Required task: Present every line in which the string "expression" appears.

(Dataset items)
--- START ---

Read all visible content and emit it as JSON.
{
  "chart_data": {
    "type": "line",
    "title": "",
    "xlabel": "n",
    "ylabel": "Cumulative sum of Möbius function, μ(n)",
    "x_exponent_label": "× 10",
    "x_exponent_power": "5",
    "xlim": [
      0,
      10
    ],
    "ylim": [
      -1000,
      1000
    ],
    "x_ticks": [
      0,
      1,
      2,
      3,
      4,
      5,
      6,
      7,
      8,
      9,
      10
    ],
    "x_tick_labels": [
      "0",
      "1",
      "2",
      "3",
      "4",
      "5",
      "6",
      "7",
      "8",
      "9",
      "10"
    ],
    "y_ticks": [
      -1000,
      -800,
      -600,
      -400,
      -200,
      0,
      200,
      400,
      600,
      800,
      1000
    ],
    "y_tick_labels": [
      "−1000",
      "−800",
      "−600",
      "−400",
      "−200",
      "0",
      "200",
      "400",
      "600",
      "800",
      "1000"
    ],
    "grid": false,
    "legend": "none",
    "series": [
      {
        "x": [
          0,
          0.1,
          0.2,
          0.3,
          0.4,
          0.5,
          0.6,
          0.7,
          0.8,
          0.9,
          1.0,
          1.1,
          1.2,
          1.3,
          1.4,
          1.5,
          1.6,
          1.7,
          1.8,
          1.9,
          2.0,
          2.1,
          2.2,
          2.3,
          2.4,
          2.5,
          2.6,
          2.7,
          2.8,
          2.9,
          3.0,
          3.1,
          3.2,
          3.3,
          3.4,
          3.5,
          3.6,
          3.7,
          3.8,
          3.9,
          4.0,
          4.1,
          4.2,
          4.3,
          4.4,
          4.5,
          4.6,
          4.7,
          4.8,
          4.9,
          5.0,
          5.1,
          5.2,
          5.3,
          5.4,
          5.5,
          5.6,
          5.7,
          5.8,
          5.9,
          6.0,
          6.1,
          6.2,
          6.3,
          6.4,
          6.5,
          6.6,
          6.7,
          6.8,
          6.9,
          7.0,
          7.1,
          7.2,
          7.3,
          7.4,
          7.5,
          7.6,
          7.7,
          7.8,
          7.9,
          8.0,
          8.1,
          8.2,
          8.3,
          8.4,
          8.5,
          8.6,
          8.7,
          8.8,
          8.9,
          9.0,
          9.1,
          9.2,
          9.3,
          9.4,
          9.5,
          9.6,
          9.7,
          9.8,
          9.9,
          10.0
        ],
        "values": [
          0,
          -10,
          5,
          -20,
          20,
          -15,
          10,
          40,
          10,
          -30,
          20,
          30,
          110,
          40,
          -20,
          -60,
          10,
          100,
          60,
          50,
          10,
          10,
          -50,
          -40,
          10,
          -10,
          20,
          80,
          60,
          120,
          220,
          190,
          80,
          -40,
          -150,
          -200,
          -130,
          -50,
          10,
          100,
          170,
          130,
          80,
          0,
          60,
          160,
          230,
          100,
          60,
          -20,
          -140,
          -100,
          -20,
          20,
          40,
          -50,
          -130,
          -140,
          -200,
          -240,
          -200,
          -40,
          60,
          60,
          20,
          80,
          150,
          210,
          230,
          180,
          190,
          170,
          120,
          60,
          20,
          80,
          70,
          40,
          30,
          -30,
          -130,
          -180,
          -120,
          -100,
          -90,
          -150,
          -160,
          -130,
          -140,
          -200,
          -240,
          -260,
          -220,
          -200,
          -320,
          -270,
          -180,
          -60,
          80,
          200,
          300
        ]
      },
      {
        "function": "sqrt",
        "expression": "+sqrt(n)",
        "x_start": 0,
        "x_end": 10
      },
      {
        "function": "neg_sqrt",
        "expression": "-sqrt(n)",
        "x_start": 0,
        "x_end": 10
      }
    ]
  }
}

--- END ---

Task output:
        "expression": "+sqrt(n)",
        "expression": "-sqrt(n)",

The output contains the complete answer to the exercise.